The exercise: Look below. Copy each line that has "Probability" in it.

[Rows from a figure dataset]
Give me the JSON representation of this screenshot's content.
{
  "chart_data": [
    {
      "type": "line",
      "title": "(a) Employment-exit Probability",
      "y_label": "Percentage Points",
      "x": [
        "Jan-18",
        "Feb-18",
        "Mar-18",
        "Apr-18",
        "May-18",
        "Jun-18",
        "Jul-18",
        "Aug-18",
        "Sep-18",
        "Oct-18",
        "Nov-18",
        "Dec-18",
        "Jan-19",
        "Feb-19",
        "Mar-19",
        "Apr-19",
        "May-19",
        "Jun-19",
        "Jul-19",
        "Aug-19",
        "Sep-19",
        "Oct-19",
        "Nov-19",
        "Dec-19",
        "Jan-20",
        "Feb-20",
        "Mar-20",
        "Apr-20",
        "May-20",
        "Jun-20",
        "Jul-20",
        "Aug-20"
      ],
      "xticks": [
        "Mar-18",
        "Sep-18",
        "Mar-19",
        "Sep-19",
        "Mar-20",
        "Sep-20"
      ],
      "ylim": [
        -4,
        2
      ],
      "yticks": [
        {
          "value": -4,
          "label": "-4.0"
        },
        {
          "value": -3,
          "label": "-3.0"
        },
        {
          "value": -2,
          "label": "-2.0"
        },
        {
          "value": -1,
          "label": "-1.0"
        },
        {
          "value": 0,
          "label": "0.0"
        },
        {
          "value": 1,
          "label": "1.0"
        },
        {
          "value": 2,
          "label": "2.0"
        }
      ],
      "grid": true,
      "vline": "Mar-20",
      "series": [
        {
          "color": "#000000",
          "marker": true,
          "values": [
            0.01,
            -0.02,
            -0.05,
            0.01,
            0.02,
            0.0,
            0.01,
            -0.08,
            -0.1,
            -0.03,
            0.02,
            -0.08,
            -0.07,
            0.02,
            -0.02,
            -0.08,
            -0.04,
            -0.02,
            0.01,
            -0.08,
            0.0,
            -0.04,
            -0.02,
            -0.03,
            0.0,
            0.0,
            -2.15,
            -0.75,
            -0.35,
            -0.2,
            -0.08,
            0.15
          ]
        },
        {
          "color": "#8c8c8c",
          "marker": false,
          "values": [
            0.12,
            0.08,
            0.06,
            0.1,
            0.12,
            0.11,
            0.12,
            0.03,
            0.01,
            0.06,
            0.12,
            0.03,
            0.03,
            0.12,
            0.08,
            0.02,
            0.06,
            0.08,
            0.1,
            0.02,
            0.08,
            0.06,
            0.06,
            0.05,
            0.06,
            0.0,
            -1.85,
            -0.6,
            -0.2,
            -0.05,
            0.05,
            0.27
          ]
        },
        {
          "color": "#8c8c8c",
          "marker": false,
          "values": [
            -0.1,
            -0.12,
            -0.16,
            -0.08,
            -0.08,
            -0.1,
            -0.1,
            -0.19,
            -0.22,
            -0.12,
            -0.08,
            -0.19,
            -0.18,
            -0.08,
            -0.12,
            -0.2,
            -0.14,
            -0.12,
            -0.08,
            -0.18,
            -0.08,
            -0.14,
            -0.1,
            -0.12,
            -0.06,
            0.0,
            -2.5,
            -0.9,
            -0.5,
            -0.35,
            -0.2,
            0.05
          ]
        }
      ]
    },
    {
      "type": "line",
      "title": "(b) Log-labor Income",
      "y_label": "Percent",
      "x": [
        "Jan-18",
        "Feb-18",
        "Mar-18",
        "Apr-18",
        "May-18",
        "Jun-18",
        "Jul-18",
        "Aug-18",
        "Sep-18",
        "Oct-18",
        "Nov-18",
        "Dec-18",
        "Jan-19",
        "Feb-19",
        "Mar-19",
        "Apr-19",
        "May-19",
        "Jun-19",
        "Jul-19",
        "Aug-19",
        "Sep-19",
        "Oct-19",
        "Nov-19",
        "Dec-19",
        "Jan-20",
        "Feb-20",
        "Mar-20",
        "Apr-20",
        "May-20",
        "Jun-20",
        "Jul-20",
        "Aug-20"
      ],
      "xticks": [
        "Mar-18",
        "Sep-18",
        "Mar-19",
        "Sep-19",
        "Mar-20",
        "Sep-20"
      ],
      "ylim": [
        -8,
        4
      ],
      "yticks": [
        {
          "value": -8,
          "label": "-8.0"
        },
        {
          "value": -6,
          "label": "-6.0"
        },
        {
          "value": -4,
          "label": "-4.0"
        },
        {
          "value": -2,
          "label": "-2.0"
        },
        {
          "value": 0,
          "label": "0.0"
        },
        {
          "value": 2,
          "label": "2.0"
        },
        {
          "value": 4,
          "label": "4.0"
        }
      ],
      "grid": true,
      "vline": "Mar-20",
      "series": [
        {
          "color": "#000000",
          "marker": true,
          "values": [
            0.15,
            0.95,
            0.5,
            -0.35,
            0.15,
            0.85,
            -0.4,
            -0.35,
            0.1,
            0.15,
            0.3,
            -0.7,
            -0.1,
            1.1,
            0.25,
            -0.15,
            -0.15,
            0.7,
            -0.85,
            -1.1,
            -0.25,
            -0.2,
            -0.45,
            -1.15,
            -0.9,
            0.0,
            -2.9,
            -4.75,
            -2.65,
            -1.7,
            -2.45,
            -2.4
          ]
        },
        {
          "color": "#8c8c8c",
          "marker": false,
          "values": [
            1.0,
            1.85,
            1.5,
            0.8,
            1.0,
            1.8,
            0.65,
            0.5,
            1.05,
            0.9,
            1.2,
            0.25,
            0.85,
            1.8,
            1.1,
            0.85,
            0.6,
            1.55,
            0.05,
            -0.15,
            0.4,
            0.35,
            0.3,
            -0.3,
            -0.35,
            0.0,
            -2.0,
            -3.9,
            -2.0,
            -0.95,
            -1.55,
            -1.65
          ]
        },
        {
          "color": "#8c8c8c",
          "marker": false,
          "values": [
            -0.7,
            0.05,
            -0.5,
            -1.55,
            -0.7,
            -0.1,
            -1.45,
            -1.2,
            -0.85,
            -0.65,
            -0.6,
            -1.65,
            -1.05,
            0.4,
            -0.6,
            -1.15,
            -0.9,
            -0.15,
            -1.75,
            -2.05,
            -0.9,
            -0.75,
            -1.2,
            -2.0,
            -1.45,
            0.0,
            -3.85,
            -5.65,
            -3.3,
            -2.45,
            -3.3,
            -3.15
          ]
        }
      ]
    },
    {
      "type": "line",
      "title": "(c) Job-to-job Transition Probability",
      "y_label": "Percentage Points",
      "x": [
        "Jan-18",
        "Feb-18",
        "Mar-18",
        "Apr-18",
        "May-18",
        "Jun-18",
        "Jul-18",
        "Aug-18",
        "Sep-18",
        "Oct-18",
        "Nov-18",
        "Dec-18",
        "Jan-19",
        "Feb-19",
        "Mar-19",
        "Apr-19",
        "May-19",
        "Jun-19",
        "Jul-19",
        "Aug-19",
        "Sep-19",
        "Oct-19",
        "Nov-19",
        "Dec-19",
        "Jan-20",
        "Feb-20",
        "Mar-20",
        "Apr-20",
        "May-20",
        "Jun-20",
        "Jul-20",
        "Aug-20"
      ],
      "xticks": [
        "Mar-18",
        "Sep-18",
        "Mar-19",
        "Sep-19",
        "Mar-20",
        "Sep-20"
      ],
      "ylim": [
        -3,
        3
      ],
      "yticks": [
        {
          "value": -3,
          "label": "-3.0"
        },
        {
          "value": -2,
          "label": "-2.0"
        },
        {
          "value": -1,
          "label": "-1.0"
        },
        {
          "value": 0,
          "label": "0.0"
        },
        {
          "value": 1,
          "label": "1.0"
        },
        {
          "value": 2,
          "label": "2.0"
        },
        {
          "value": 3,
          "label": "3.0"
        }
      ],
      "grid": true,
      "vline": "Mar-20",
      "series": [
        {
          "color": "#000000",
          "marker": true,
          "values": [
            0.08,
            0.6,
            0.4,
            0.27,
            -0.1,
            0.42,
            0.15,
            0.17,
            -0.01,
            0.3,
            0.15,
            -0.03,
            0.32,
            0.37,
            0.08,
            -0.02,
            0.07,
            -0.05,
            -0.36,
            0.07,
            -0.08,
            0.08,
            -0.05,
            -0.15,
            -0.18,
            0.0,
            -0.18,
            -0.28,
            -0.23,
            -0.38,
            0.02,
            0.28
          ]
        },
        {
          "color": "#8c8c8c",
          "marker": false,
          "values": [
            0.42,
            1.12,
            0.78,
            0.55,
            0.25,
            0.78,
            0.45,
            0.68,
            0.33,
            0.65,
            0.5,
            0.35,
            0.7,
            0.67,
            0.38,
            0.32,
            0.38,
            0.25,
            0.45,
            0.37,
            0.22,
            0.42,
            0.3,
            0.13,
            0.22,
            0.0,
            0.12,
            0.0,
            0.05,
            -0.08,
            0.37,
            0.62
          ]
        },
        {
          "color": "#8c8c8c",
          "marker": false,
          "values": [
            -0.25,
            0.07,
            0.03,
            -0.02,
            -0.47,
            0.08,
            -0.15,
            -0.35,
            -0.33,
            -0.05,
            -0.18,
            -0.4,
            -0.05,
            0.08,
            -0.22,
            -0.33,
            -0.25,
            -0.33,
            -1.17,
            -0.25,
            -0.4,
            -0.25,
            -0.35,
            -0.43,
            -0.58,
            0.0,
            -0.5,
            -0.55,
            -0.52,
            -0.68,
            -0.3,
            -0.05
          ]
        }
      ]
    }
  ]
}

Correct output:
      "title": "(a) Employment-exit Probability",
      "title": "(c) Job-to-job Transition Probability",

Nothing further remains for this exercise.